How many lines in the data below contain the string "toggle"? Case counts, so give only the number.

Spatial annotation entries:
####################

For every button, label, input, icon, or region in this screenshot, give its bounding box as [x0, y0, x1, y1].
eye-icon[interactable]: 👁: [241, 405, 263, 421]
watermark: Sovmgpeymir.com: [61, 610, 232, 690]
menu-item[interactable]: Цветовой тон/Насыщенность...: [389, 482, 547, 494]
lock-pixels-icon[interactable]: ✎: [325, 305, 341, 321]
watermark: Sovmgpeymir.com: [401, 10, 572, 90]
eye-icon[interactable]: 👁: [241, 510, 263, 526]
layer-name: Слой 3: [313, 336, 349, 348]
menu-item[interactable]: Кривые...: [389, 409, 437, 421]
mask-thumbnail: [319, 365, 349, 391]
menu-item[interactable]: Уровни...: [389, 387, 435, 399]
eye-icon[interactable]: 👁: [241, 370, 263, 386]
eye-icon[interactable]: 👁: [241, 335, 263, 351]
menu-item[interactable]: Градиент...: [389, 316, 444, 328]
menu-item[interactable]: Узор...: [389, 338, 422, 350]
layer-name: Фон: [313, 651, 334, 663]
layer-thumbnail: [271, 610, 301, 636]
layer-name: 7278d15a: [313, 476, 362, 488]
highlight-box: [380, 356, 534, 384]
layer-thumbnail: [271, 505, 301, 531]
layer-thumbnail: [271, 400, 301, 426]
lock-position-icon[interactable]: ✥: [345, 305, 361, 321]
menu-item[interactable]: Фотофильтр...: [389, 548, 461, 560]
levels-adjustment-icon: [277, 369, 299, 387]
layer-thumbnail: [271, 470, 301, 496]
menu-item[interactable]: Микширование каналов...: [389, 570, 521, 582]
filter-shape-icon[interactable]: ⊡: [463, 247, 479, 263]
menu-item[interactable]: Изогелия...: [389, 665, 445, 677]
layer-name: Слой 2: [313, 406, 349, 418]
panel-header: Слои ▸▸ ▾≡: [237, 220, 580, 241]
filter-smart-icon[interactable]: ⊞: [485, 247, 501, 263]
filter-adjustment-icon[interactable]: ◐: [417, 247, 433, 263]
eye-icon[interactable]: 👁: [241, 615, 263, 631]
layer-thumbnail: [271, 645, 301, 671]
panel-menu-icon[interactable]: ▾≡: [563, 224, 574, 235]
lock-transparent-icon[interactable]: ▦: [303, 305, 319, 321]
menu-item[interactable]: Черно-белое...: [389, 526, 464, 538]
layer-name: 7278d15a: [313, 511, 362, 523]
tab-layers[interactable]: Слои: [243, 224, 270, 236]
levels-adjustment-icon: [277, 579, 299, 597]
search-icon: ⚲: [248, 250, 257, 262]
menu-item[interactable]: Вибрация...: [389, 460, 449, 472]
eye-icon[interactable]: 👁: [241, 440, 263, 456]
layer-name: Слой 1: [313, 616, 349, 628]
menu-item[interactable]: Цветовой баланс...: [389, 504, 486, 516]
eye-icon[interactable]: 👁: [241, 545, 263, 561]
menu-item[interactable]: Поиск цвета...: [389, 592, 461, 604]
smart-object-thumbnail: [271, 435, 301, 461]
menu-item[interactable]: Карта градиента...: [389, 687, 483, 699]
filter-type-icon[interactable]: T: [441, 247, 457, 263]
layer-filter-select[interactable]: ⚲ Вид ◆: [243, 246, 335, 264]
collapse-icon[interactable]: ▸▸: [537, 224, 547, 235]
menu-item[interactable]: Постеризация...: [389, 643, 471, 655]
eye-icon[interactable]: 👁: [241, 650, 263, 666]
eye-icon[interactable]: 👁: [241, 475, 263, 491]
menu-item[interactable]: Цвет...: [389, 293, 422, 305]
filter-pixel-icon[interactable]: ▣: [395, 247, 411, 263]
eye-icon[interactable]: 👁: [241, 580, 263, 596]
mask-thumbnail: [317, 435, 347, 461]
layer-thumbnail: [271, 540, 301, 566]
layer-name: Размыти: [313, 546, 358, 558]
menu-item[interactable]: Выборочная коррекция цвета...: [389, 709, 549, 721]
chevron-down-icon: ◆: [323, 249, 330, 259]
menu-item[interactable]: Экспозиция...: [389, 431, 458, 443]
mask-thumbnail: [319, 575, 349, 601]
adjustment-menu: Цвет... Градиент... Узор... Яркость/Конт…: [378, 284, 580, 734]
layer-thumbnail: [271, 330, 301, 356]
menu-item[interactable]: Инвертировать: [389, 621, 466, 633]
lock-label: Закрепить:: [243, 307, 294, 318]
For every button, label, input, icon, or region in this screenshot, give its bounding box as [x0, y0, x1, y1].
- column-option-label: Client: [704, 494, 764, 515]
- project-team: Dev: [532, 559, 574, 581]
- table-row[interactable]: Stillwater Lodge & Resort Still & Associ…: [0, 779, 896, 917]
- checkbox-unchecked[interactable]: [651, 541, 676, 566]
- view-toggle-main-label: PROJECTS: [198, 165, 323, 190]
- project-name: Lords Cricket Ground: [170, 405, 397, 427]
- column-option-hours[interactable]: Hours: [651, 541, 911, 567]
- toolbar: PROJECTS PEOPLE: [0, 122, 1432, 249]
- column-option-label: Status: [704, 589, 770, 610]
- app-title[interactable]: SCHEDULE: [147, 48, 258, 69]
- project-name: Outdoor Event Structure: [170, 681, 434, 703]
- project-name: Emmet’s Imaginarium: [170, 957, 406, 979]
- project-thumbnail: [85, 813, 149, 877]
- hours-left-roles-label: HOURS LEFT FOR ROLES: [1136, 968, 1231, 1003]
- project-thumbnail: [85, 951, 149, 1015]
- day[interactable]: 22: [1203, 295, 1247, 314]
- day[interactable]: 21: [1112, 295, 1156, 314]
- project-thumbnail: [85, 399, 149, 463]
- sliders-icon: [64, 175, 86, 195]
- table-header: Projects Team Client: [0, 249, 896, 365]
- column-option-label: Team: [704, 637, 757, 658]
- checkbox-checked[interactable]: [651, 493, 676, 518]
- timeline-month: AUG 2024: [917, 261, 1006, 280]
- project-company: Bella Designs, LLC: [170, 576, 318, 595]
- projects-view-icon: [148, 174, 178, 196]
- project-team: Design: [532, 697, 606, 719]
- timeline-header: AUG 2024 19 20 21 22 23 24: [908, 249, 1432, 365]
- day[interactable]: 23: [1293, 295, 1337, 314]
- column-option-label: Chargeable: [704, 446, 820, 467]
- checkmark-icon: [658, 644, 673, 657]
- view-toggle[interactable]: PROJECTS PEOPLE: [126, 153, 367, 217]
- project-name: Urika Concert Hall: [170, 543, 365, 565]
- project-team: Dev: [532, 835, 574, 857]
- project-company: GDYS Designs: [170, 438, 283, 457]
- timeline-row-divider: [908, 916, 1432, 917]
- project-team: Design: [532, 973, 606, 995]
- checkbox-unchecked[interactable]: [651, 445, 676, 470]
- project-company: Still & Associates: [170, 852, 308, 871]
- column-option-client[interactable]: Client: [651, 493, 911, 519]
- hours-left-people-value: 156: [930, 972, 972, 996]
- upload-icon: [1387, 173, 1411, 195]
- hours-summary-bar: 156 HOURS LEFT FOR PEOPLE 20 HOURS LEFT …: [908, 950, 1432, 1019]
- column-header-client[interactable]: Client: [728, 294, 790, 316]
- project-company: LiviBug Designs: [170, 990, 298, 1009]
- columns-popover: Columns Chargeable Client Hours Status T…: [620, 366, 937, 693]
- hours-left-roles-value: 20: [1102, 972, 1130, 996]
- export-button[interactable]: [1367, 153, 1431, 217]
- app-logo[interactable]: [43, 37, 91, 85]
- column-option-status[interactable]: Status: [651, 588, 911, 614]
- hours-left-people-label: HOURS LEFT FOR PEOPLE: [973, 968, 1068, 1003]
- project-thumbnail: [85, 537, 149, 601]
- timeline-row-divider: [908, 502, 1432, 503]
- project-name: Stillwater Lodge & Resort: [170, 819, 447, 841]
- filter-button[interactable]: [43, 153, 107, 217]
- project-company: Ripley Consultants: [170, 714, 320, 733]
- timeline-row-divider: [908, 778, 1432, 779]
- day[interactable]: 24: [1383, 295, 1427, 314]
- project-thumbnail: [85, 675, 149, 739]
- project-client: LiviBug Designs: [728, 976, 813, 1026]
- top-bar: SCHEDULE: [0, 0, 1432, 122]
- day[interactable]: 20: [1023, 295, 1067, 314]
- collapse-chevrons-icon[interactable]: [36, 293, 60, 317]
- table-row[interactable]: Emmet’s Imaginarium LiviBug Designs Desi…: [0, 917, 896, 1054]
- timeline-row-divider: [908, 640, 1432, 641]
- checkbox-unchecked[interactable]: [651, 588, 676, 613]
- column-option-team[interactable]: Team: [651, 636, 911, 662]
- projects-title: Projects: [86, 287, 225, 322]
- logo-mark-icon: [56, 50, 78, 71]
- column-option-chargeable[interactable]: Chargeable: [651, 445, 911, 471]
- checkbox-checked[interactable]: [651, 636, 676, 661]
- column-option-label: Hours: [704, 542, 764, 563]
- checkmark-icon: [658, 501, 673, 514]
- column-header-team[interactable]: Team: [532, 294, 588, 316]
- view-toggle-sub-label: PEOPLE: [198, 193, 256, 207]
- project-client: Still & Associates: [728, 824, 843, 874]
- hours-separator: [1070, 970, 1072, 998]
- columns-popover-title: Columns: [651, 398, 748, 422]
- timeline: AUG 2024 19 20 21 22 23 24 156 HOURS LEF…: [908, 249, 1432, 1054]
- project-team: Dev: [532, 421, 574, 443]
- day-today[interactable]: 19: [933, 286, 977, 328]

####################

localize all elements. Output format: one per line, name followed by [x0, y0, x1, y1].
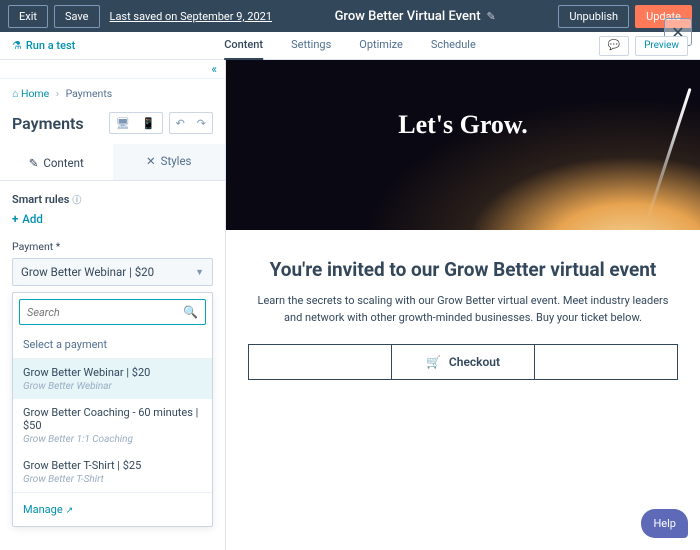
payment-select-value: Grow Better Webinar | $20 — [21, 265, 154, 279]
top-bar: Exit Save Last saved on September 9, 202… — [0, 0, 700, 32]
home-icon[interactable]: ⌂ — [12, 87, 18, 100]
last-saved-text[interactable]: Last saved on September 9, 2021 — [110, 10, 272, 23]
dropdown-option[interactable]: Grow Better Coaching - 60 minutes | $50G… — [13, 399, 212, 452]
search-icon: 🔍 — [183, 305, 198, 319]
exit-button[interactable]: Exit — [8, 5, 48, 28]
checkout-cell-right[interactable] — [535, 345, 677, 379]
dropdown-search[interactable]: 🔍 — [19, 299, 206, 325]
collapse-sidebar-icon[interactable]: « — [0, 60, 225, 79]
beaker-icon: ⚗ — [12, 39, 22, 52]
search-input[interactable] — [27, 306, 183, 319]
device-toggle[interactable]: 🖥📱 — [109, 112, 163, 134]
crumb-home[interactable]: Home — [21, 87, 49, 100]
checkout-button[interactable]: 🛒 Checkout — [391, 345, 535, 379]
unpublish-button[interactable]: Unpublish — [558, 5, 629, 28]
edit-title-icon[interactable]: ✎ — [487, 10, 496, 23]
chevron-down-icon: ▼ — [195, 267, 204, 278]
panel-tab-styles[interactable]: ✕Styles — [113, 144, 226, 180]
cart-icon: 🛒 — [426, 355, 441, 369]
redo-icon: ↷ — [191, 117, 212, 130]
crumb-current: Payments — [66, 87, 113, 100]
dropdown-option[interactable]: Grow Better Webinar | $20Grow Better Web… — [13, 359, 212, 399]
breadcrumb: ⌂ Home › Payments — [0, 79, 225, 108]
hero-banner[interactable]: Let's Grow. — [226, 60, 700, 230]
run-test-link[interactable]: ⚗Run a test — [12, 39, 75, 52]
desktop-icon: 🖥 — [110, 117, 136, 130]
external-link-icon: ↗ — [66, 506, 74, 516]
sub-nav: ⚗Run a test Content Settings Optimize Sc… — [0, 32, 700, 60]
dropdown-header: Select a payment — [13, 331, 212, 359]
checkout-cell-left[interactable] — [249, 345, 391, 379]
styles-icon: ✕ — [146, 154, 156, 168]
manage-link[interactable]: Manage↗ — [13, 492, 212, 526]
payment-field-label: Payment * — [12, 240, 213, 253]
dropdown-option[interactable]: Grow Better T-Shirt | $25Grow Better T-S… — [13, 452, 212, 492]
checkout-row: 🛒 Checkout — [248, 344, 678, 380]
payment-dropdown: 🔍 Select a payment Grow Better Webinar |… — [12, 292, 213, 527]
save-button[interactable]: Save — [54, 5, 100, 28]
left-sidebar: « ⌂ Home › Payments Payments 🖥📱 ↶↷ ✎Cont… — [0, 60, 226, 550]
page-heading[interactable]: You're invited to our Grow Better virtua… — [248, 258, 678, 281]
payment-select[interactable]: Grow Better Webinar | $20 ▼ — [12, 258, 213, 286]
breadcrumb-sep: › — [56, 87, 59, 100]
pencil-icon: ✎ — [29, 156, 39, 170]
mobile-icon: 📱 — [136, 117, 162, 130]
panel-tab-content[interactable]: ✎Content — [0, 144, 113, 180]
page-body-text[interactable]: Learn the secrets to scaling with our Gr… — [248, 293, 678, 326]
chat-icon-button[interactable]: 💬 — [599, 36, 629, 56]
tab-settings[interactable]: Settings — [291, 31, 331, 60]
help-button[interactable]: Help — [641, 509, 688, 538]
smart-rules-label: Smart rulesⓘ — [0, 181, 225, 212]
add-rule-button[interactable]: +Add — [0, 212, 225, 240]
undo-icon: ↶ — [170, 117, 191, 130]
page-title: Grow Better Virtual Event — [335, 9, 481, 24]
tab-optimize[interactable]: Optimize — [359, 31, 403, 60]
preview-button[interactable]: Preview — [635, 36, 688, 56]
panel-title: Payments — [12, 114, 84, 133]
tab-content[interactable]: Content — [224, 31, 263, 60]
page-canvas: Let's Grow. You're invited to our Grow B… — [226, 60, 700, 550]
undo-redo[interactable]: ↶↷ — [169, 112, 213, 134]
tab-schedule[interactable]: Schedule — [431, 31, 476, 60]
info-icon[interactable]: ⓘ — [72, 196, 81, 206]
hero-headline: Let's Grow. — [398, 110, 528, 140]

####################

= RESULT OF THE EXERCISE =
4